SHORT PROBLEM.
Copy out the items word for word, from the first line through the line containing "chart-title: Ver_sur_Launette: [289, 10, 410, 26]".

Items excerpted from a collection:

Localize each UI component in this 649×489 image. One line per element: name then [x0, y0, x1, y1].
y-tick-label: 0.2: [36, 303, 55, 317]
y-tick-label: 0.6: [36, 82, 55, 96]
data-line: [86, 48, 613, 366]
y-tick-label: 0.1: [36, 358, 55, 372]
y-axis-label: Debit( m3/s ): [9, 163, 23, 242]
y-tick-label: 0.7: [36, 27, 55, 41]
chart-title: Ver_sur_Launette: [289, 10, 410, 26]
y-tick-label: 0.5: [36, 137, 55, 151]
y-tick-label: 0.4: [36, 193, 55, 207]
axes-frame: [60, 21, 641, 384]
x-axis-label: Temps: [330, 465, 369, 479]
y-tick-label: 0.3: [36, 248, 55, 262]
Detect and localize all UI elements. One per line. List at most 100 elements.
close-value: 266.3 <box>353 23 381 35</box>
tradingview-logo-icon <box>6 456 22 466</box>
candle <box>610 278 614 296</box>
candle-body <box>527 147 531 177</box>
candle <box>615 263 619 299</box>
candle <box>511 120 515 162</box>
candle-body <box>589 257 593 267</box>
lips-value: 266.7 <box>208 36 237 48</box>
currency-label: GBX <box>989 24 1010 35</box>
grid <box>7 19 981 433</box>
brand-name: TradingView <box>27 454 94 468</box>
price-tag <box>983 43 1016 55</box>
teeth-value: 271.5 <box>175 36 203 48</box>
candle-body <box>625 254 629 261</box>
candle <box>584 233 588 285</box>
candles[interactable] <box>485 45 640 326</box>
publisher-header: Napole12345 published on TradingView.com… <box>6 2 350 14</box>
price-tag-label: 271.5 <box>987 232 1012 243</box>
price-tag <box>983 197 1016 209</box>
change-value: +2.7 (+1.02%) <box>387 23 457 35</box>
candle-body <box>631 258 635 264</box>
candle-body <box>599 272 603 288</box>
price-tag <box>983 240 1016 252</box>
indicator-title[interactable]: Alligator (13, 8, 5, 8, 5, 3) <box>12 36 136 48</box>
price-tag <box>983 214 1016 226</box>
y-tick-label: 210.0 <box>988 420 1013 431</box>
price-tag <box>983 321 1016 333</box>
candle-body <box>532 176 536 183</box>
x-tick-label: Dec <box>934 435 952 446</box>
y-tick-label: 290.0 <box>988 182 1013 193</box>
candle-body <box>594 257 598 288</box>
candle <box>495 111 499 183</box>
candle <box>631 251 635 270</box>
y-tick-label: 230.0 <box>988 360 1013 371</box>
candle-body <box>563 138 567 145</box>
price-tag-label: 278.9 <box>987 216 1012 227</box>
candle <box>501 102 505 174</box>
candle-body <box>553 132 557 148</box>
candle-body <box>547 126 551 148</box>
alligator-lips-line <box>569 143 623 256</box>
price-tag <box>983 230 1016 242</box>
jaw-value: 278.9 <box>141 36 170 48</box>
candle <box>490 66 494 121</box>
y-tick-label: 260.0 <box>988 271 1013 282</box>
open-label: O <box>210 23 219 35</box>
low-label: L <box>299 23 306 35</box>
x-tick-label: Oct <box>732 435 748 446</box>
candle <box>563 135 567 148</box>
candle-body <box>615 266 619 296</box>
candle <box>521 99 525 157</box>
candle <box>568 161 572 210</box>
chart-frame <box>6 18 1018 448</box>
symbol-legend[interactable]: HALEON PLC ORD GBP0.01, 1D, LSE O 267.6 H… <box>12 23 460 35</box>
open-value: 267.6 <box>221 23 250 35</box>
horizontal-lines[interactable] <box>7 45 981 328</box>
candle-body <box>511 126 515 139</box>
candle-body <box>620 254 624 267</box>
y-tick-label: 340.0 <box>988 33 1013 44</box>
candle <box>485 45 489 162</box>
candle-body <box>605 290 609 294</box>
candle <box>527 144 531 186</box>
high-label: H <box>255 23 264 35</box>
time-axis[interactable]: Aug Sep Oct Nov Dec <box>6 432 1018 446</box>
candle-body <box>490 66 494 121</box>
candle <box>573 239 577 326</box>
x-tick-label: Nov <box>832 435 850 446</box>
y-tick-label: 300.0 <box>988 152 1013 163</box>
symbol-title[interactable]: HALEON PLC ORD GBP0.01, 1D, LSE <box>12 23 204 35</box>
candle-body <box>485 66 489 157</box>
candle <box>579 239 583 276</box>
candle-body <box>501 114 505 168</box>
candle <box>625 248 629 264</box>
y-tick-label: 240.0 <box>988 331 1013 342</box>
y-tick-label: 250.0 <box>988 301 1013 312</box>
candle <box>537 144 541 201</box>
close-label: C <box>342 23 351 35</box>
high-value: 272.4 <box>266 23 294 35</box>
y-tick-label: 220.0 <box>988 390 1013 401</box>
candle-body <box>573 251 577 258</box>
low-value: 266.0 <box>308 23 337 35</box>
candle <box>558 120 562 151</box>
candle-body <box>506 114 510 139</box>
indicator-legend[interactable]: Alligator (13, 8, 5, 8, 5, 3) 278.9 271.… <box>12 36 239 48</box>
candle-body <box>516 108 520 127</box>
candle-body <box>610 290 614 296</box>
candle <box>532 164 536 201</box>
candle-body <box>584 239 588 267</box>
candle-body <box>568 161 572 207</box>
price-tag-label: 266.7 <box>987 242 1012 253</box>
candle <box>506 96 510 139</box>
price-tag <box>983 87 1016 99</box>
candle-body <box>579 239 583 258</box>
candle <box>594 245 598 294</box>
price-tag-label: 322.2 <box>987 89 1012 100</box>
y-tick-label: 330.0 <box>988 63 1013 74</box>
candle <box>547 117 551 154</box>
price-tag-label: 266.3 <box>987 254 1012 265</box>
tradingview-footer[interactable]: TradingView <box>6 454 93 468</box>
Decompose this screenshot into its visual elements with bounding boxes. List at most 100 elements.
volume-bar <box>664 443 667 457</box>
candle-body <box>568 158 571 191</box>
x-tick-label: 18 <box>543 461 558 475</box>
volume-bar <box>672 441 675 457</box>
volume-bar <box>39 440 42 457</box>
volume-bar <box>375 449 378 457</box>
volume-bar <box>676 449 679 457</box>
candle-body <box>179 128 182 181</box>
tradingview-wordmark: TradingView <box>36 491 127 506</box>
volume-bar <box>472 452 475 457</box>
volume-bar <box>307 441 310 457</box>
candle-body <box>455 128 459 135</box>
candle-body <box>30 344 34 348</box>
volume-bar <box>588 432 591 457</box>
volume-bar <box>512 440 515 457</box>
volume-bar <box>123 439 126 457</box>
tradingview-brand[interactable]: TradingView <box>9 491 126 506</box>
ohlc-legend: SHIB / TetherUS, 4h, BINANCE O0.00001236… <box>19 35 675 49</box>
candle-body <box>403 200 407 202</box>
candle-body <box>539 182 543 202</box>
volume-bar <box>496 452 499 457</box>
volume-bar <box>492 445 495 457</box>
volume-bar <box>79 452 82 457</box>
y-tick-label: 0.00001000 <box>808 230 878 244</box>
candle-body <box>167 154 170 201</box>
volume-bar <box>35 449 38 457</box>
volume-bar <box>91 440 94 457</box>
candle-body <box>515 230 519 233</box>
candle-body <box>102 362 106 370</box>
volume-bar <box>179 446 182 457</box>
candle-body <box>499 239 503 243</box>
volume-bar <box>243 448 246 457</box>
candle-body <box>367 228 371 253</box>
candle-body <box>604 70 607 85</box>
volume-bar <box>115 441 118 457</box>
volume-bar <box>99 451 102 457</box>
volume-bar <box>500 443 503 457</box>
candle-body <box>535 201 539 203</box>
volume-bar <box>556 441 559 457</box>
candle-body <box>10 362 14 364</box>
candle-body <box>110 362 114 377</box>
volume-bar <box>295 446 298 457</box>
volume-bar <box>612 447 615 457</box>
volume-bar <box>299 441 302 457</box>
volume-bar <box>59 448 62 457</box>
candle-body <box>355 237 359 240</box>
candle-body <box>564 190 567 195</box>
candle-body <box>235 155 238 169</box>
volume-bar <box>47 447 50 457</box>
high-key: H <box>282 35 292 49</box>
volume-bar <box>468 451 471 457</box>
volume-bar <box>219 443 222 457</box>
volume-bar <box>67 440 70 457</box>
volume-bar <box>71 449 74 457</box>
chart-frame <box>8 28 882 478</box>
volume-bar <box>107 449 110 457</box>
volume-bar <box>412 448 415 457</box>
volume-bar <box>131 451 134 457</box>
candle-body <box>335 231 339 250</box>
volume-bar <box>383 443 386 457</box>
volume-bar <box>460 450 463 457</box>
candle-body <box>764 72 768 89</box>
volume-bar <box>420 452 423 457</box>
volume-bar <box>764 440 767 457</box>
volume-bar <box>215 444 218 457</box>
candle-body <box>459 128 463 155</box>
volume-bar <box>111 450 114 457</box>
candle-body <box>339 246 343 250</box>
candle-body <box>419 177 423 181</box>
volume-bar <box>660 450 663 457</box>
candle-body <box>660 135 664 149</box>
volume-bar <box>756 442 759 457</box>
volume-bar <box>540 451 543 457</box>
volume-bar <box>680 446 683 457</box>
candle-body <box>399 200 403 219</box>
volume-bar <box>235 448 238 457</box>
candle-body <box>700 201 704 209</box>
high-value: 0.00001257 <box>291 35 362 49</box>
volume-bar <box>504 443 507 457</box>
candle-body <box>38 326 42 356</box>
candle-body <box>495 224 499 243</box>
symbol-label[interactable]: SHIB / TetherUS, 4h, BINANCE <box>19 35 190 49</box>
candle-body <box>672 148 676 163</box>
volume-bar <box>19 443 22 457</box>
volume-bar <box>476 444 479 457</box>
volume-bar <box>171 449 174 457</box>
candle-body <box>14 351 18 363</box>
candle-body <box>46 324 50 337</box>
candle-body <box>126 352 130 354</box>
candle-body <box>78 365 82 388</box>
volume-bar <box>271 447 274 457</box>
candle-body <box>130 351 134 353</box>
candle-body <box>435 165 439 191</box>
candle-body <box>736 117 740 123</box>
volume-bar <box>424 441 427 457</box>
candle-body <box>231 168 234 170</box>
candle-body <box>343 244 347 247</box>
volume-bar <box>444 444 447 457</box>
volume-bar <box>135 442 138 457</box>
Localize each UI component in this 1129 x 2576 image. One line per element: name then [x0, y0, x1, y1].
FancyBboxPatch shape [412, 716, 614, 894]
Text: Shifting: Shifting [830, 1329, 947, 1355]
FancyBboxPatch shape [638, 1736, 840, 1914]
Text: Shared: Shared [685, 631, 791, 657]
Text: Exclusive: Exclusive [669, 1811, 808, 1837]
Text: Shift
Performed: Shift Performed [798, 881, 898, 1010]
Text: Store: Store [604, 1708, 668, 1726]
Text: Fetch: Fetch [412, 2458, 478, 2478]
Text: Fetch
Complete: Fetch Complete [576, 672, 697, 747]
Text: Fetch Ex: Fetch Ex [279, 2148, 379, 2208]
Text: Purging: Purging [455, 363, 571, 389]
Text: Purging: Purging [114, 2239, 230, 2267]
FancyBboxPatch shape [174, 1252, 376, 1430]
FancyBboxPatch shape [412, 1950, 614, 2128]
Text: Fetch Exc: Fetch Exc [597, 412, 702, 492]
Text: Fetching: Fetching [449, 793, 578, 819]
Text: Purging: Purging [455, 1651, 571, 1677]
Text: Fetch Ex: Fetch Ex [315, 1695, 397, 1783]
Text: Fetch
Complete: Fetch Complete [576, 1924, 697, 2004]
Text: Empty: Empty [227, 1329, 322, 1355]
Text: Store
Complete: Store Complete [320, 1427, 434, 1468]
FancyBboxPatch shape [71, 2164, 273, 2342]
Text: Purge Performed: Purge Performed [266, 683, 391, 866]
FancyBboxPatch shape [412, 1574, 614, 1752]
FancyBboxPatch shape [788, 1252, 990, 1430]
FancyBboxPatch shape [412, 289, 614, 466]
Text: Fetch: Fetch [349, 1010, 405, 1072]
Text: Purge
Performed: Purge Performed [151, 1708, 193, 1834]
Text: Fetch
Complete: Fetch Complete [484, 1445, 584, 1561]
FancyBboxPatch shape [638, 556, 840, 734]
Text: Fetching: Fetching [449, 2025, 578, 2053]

RESULT.
Localize each UI component in this 649×489 image. One line per element: name then [x0, y0, x1, y1].
y-tick-label: 0.2: [36, 303, 55, 317]
y-tick-label: 0.6: [36, 82, 55, 96]
data-line: [86, 48, 613, 366]
y-tick-label: 0.1: [36, 358, 55, 372]
y-axis-label: Debit( m3/s ): [9, 163, 23, 242]
y-tick-label: 0.7: [36, 27, 55, 41]
chart-title: Ver_sur_Launette: [289, 10, 410, 26]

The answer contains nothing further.